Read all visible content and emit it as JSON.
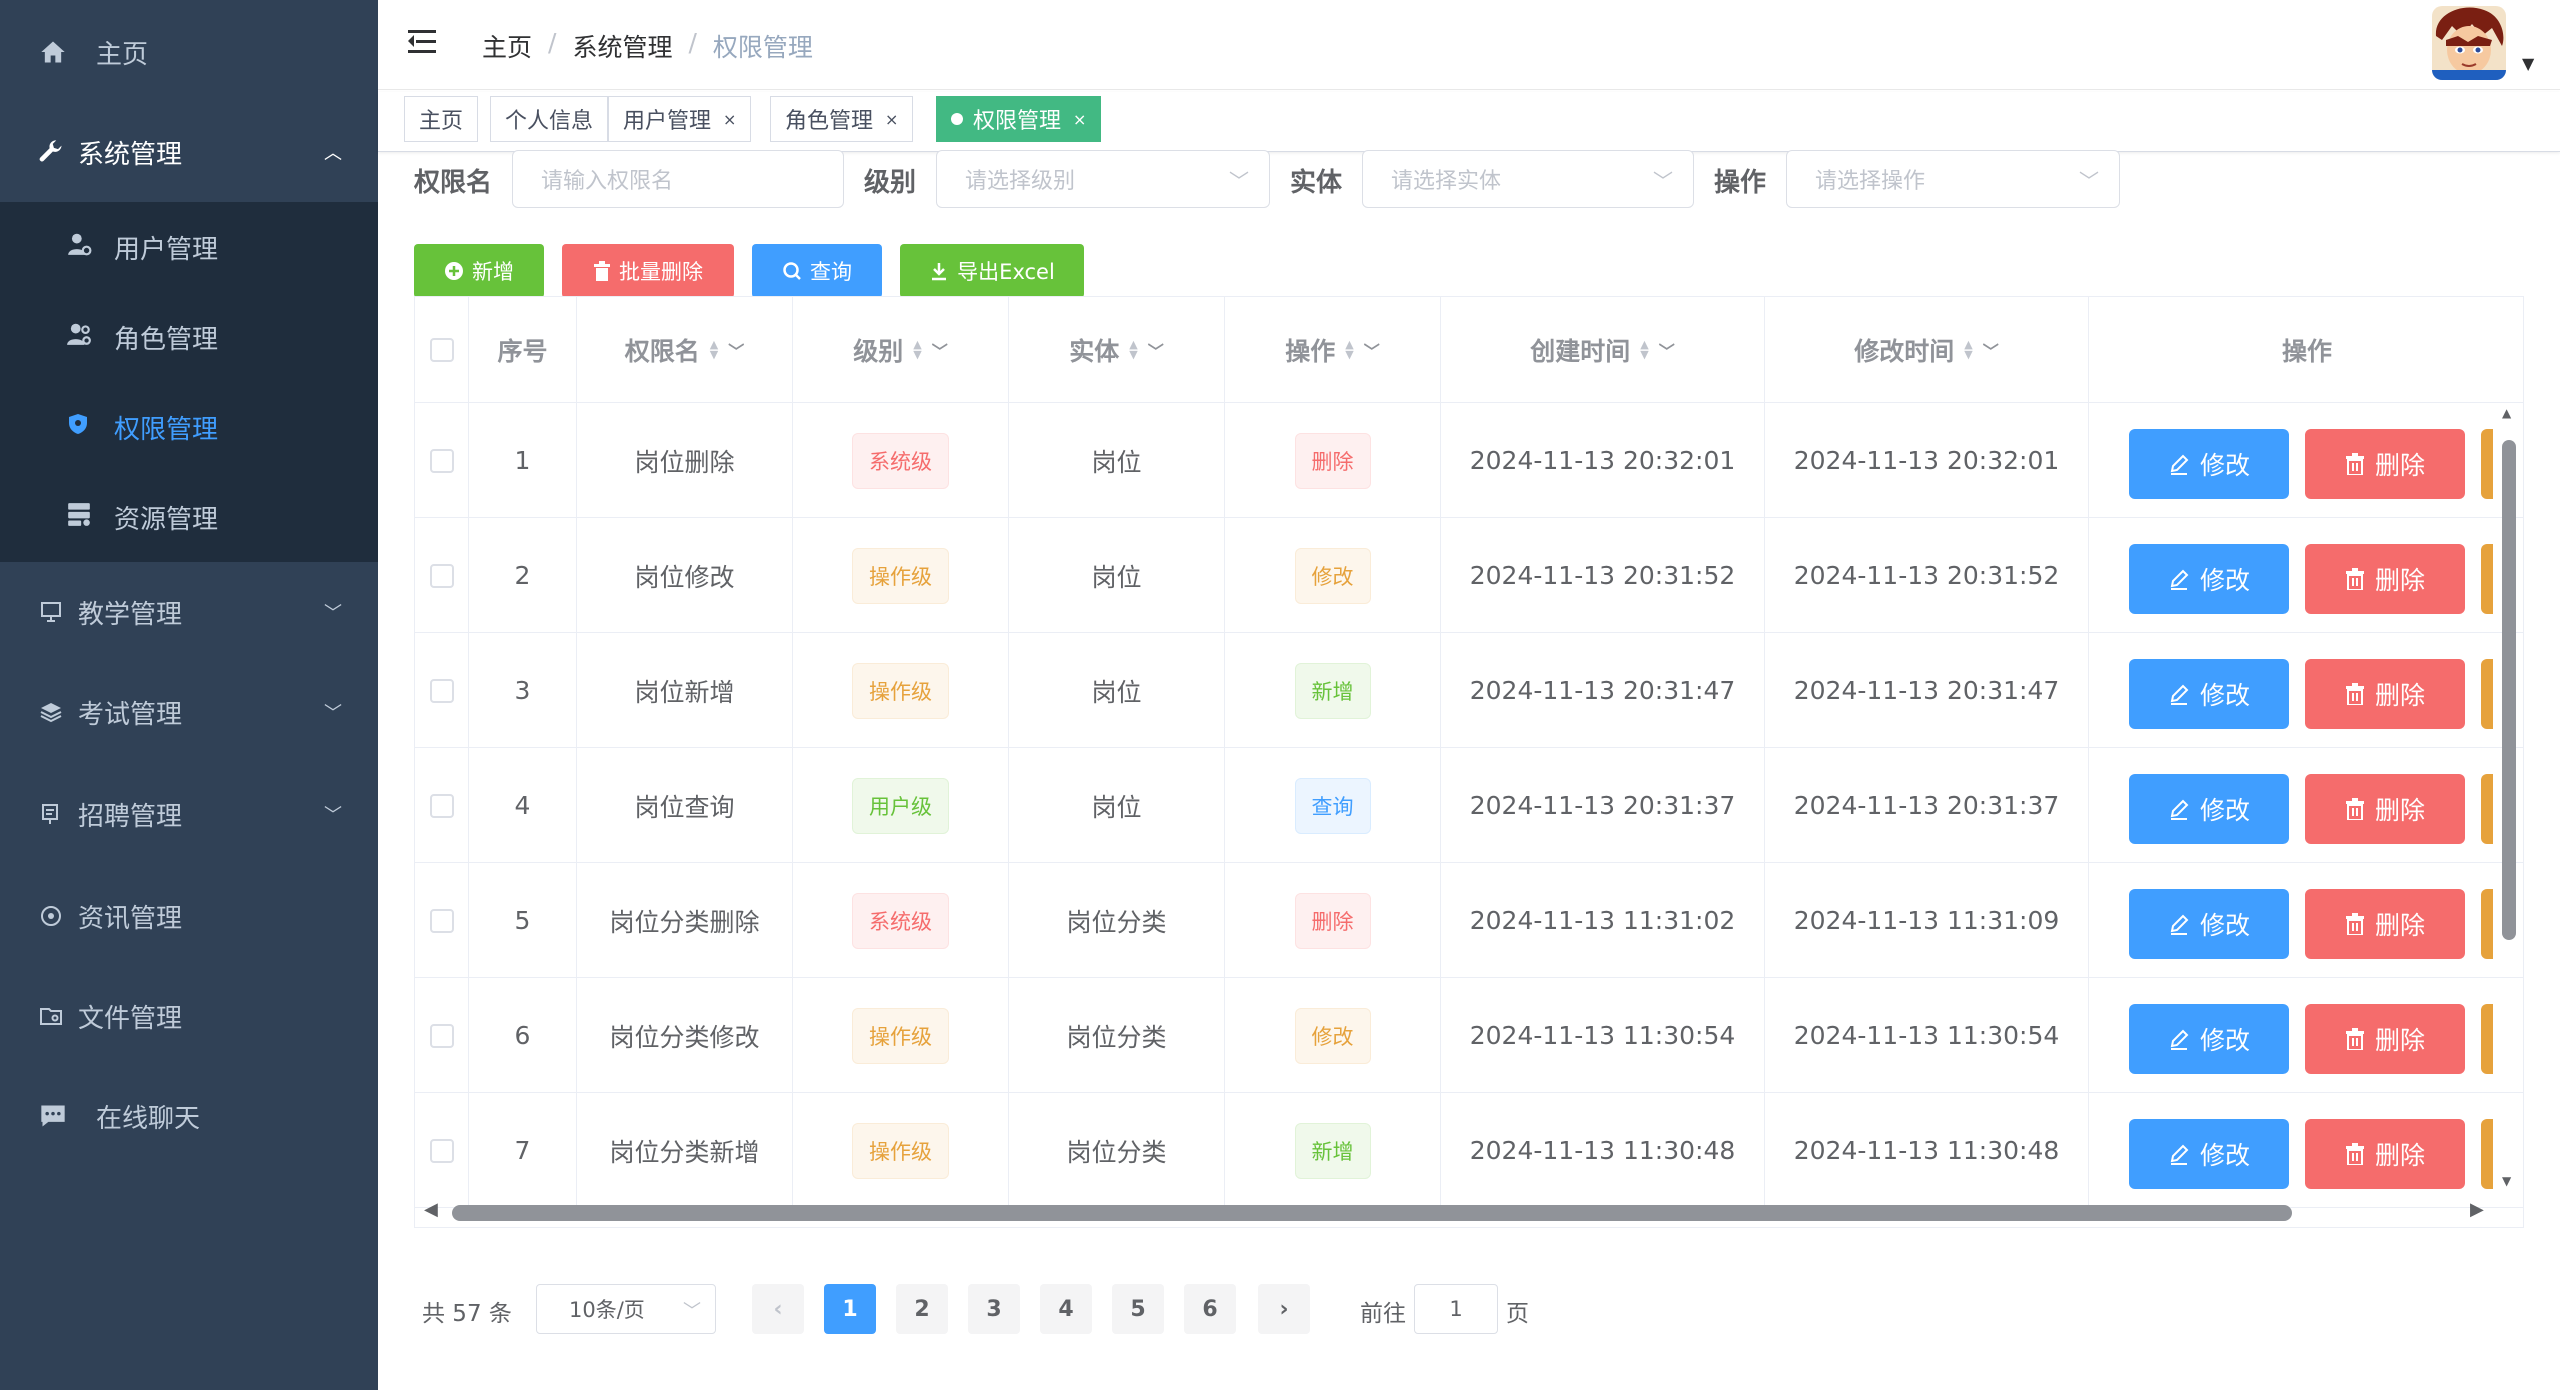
{
  "sidebar": {
    "home": "主页",
    "system": "系统管理",
    "sub_items": [
      "用户管理",
      "角色管理",
      "权限管理",
      "资源管理"
    ],
    "teaching": "教学管理",
    "exam": "考试管理",
    "recruit": "招聘管理",
    "news": "资讯管理",
    "files": "文件管理",
    "chat": "在线聊天"
  },
  "breadcrumb": [
    "主页",
    "系统管理",
    "权限管理"
  ],
  "tags": [
    "主页",
    "个人信息",
    "用户管理",
    "角色管理",
    "权限管理"
  ],
  "filters": {
    "name_label": "权限名",
    "name_placeholder": "请输入权限名",
    "level_label": "级别",
    "level_placeholder": "请选择级别",
    "entity_label": "实体",
    "entity_placeholder": "请选择实体",
    "op_label": "操作",
    "op_placeholder": "请选择操作"
  },
  "actions": {
    "add": "新增",
    "batch_delete": "批量删除",
    "query": "查询",
    "export": "导出Excel"
  },
  "table": {
    "headers": [
      "序号",
      "权限名",
      "级别",
      "实体",
      "操作",
      "创建时间",
      "修改时间",
      "操作"
    ],
    "edit_label": "修改",
    "delete_label": "删除",
    "rows": [
      {
        "no": "1",
        "name": "岗位删除",
        "level": "系统级",
        "entity": "岗位",
        "op": "删除",
        "created": "2024-11-13 20:32:01",
        "modified": "2024-11-13 20:32:01"
      },
      {
        "no": "2",
        "name": "岗位修改",
        "level": "操作级",
        "entity": "岗位",
        "op": "修改",
        "created": "2024-11-13 20:31:52",
        "modified": "2024-11-13 20:31:52"
      },
      {
        "no": "3",
        "name": "岗位新增",
        "level": "操作级",
        "entity": "岗位",
        "op": "新增",
        "created": "2024-11-13 20:31:47",
        "modified": "2024-11-13 20:31:47"
      },
      {
        "no": "4",
        "name": "岗位查询",
        "level": "用户级",
        "entity": "岗位",
        "op": "查询",
        "created": "2024-11-13 20:31:37",
        "modified": "2024-11-13 20:31:37"
      },
      {
        "no": "5",
        "name": "岗位分类删除",
        "level": "系统级",
        "entity": "岗位分类",
        "op": "删除",
        "created": "2024-11-13 11:31:02",
        "modified": "2024-11-13 11:31:09"
      },
      {
        "no": "6",
        "name": "岗位分类修改",
        "level": "操作级",
        "entity": "岗位分类",
        "op": "修改",
        "created": "2024-11-13 11:30:54",
        "modified": "2024-11-13 11:30:54"
      },
      {
        "no": "7",
        "name": "岗位分类新增",
        "level": "操作级",
        "entity": "岗位分类",
        "op": "新增",
        "created": "2024-11-13 11:30:48",
        "modified": "2024-11-13 11:30:48"
      }
    ]
  },
  "pagination": {
    "total": "共 57 条",
    "page_size": "10条/页",
    "pages": [
      "1",
      "2",
      "3",
      "4",
      "5",
      "6"
    ],
    "current": "1",
    "goto_prefix": "前往",
    "goto_value": "1",
    "goto_suffix": "页"
  },
  "colors": {
    "sidebar_bg": "#304156",
    "primary": "#409eff",
    "success": "#67c23a",
    "danger": "#f56c6c",
    "warning": "#e6a23c",
    "active_tag": "#42b983"
  }
}
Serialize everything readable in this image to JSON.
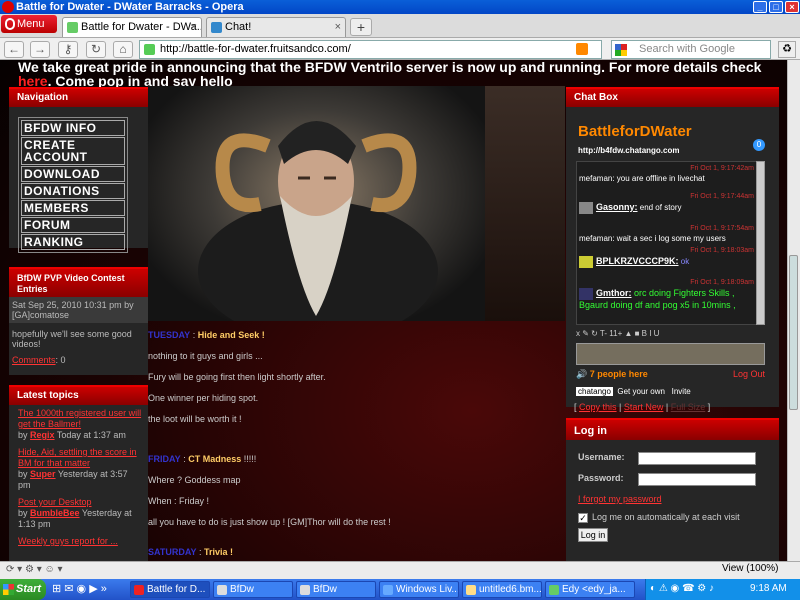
{
  "window": {
    "title": "Battle for Dwater - DWater Barracks - Opera"
  },
  "browser": {
    "menu_label": "Menu",
    "tabs": [
      {
        "label": "Battle for Dwater - DWa..."
      },
      {
        "label": "Chat!"
      }
    ],
    "url": "http://battle-for-dwater.fruitsandco.com/",
    "search_placeholder": "Search with Google",
    "status_zoom": "View (100%)"
  },
  "announcement": {
    "text_before": "We take great pride in announcing that the BFDW Ventrilo server is now up and running. For more details check ",
    "link": "here",
    "text_after": ". Come pop in and say hello"
  },
  "navigation": {
    "title": "Navigation",
    "items": [
      "BFDW INFO",
      "CREATE ACCOUNT",
      "DOWNLOAD",
      "DONATIONS",
      "MEMBERS",
      "FORUM",
      "RANKING"
    ]
  },
  "contest": {
    "title": "BfDW PVP Video Contest Entries",
    "meta": "Sat Sep 25, 2010 10:31 pm by [GA]comatose",
    "body": "hopefully we'll see some good videos!",
    "comments_label": "Comments",
    "comments_count": ": 0"
  },
  "topics": {
    "title": "Latest topics",
    "items": [
      {
        "title": "The 1000th registered user will get the Ballmer!",
        "by": "by",
        "user": "Regix",
        "time": "Today at 1:37 am"
      },
      {
        "title": "Hide, Aid, settling the score in BM for that matter",
        "by": "by",
        "user": "Super",
        "time": "Yesterday at 3:57 pm"
      },
      {
        "title": "Post your Desktop",
        "by": "by",
        "user": "BumbleBee",
        "time": "Yesterday at 1:13 pm"
      },
      {
        "title": "Weekly guys report for ...",
        "by": "",
        "user": "",
        "time": ""
      }
    ]
  },
  "posts": {
    "lines": [
      {
        "day": "TUESDAY",
        "sep": " : ",
        "event": "Hide and Seek !"
      },
      {
        "text": "nothing to it guys and girls ..."
      },
      {
        "text": "Fury will be going first then light shortly after."
      },
      {
        "text": "One winner per hiding spot."
      },
      {
        "text": "the loot will be worth it !"
      },
      {
        "day": "FRIDAY",
        "sep": " : ",
        "event": "CT Madness",
        "tail": " !!!!!"
      },
      {
        "text": "Where ? Goddess map"
      },
      {
        "text": "When : Friday !"
      },
      {
        "text": "all you have to do is just show up ! [GM]Thor will do the rest !"
      },
      {
        "day": "SATURDAY",
        "sep": " : ",
        "event": "Trivia !"
      }
    ]
  },
  "chat": {
    "panel_title": "Chat Box",
    "name": "BattleforDWater",
    "url": "http://b4fdw.chatango.com",
    "badge": "0",
    "messages": [
      {
        "ts": "Fri Oct 1, 9:17:42am",
        "text": "mefaman: you are offline in livechat"
      },
      {
        "ts": "Fri Oct 1, 9:17:44am",
        "user": "Gasonny:",
        "text": " end of story"
      },
      {
        "ts": "Fri Oct 1, 9:17:54am",
        "text": "mefaman: wait a sec i log some my users"
      },
      {
        "ts": "Fri Oct 1, 9:18:03am",
        "user": "BPLKRZVCCCP9K:",
        "text": " ok"
      },
      {
        "ts": "Fri Oct 1, 9:18:09am",
        "user": "Gmthor:",
        "text": " orc doing Fighters Skills , Bgaurd doing df and pog x5 in 10mins ,"
      }
    ],
    "toolbar": "x ✎ ↻ T- 11+ ▲ ■ B I U",
    "people_here": "7 people here",
    "logout": "Log Out",
    "chatango": "chatango",
    "get_your_own": "Get your own",
    "invite": "Invite",
    "copy_this": "Copy this",
    "start_new": "Start New",
    "full_size": "Full Size"
  },
  "login": {
    "title": "Log in",
    "username_label": "Username:",
    "password_label": "Password:",
    "forgot": "I forgot my password",
    "remember": "Log me on automatically at each visit",
    "button": "Log in"
  },
  "taskbar": {
    "start": "Start",
    "items": [
      "Battle for D...",
      "BfDw",
      "BfDw",
      "Windows Liv...",
      "untitled6.bm...",
      "Edy <edy_ja..."
    ],
    "clock": "9:18 AM"
  }
}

▶ [Work to do] All of the material above needs to be restated exactly, with no pictures.

▶ [Task response]
Read all visible content and emit it as JSON.
{
  "sidebar": {
    "home": "主页",
    "system": "系统管理",
    "sub_items": [
      "用户管理",
      "角色管理",
      "权限管理",
      "资源管理"
    ],
    "teaching": "教学管理",
    "exam": "考试管理",
    "recruit": "招聘管理",
    "news": "资讯管理",
    "files": "文件管理",
    "chat": "在线聊天"
  },
  "breadcrumb": [
    "主页",
    "系统管理",
    "权限管理"
  ],
  "tags": [
    "主页",
    "个人信息",
    "用户管理",
    "角色管理",
    "权限管理"
  ],
  "filters": {
    "name_label": "权限名",
    "name_placeholder": "请输入权限名",
    "level_label": "级别",
    "level_placeholder": "请选择级别",
    "entity_label": "实体",
    "entity_placeholder": "请选择实体",
    "op_label": "操作",
    "op_placeholder": "请选择操作"
  },
  "actions": {
    "add": "新增",
    "batch_delete": "批量删除",
    "query": "查询",
    "export": "导出Excel"
  },
  "table": {
    "headers": [
      "序号",
      "权限名",
      "级别",
      "实体",
      "操作",
      "创建时间",
      "修改时间",
      "操作"
    ],
    "edit_label": "修改",
    "delete_label": "删除",
    "rows": [
      {
        "no": "1",
        "name": "岗位删除",
        "level": "系统级",
        "entity": "岗位",
        "op": "删除",
        "created": "2024-11-13 20:32:01",
        "modified": "2024-11-13 20:32:01"
      },
      {
        "no": "2",
        "name": "岗位修改",
        "level": "操作级",
        "entity": "岗位",
        "op": "修改",
        "created": "2024-11-13 20:31:52",
        "modified": "2024-11-13 20:31:52"
      },
      {
        "no": "3",
        "name": "岗位新增",
        "level": "操作级",
        "entity": "岗位",
        "op": "新增",
        "created": "2024-11-13 20:31:47",
        "modified": "2024-11-13 20:31:47"
      },
      {
        "no": "4",
        "name": "岗位查询",
        "level": "用户级",
        "entity": "岗位",
        "op": "查询",
        "created": "2024-11-13 20:31:37",
        "modified": "2024-11-13 20:31:37"
      },
      {
        "no": "5",
        "name": "岗位分类删除",
        "level": "系统级",
        "entity": "岗位分类",
        "op": "删除",
        "created": "2024-11-13 11:31:02",
        "modified": "2024-11-13 11:31:09"
      },
      {
        "no": "6",
        "name": "岗位分类修改",
        "level": "操作级",
        "entity": "岗位分类",
        "op": "修改",
        "created": "2024-11-13 11:30:54",
        "modified": "2024-11-13 11:30:54"
      },
      {
        "no": "7",
        "name": "岗位分类新增",
        "level": "操作级",
        "entity": "岗位分类",
        "op": "新增",
        "created": "2024-11-13 11:30:48",
        "modified": "2024-11-13 11:30:48"
      }
    ]
  },
  "pagination": {
    "total": "共 57 条",
    "page_size": "10条/页",
    "pages": [
      "1",
      "2",
      "3",
      "4",
      "5",
      "6"
    ],
    "current": "1",
    "goto_prefix": "前往",
    "goto_value": "1",
    "goto_suffix": "页"
  },
  "colors": {
    "sidebar_bg": "#304156",
    "primary": "#409eff",
    "success": "#67c23a",
    "danger": "#f56c6c",
    "warning": "#e6a23c",
    "active_tag": "#42b983"
  }
}
Serialize everything readable in this image to JSON.
{
  "window": {
    "title": "Battle for Dwater - DWater Barracks - Opera"
  },
  "browser": {
    "menu_label": "Menu",
    "tabs": [
      {
        "label": "Battle for Dwater - DWa..."
      },
      {
        "label": "Chat!"
      }
    ],
    "url": "http://battle-for-dwater.fruitsandco.com/",
    "search_placeholder": "Search with Google",
    "status_zoom": "View (100%)"
  },
  "announcement": {
    "text_before": "We take great pride in announcing that the BFDW Ventrilo server is now up and running. For more details check ",
    "link": "here",
    "text_after": ". Come pop in and say hello"
  },
  "navigation": {
    "title": "Navigation",
    "items": [
      "BFDW INFO",
      "CREATE ACCOUNT",
      "DOWNLOAD",
      "DONATIONS",
      "MEMBERS",
      "FORUM",
      "RANKING"
    ]
  },
  "contest": {
    "title": "BfDW PVP Video Contest Entries",
    "meta": "Sat Sep 25, 2010 10:31 pm by [GA]comatose",
    "body": "hopefully we'll see some good videos!",
    "comments_label": "Comments",
    "comments_count": ": 0"
  },
  "topics": {
    "title": "Latest topics",
    "items": [
      {
        "title": "The 1000th registered user will get the Ballmer!",
        "by": "by",
        "user": "Regix",
        "time": "Today at 1:37 am"
      },
      {
        "title": "Hide, Aid, settling the score in BM for that matter",
        "by": "by",
        "user": "Super",
        "time": "Yesterday at 3:57 pm"
      },
      {
        "title": "Post your Desktop",
        "by": "by",
        "user": "BumbleBee",
        "time": "Yesterday at 1:13 pm"
      },
      {
        "title": "Weekly guys report for ...",
        "by": "",
        "user": "",
        "time": ""
      }
    ]
  },
  "posts": {
    "lines": [
      {
        "day": "TUESDAY",
        "sep": " : ",
        "event": "Hide and Seek !"
      },
      {
        "text": "nothing to it guys and girls ..."
      },
      {
        "text": "Fury will be going first then light shortly after."
      },
      {
        "text": "One winner per hiding spot."
      },
      {
        "text": "the loot will be worth it !"
      },
      {
        "day": "FRIDAY",
        "sep": " : ",
        "event": "CT Madness",
        "tail": " !!!!!"
      },
      {
        "text": "Where ? Goddess map"
      },
      {
        "text": "When : Friday !"
      },
      {
        "text": "all you have to do is just show up ! [GM]Thor will do the rest !"
      },
      {
        "day": "SATURDAY",
        "sep": " : ",
        "event": "Trivia !"
      }
    ]
  },
  "chat": {
    "panel_title": "Chat Box",
    "name": "BattleforDWater",
    "url": "http://b4fdw.chatango.com",
    "badge": "0",
    "messages": [
      {
        "ts": "Fri Oct 1, 9:17:42am",
        "text": "mefaman: you are offline in livechat"
      },
      {
        "ts": "Fri Oct 1, 9:17:44am",
        "user": "Gasonny:",
        "text": " end of story"
      },
      {
        "ts": "Fri Oct 1, 9:17:54am",
        "text": "mefaman: wait a sec i log some my users"
      },
      {
        "ts": "Fri Oct 1, 9:18:03am",
        "user": "BPLKRZVCCCP9K:",
        "text": " ok"
      },
      {
        "ts": "Fri Oct 1, 9:18:09am",
        "user": "Gmthor:",
        "text": " orc doing Fighters Skills , Bgaurd doing df and pog x5 in 10mins ,"
      }
    ],
    "toolbar": "x ✎ ↻ T- 11+ ▲ ■ B I U",
    "people_here": "7 people here",
    "logout": "Log Out",
    "chatango": "chatango",
    "get_your_own": "Get your own",
    "invite": "Invite",
    "copy_this": "Copy this",
    "start_new": "Start New",
    "full_size": "Full Size"
  },
  "login": {
    "title": "Log in",
    "username_label": "Username:",
    "password_label": "Password:",
    "forgot": "I forgot my password",
    "remember": "Log me on automatically at each visit",
    "button": "Log in"
  },
  "taskbar": {
    "start": "Start",
    "items": [
      "Battle for D...",
      "BfDw",
      "BfDw",
      "Windows Liv...",
      "untitled6.bm...",
      "Edy <edy_ja..."
    ],
    "clock": "9:18 AM"
  }
}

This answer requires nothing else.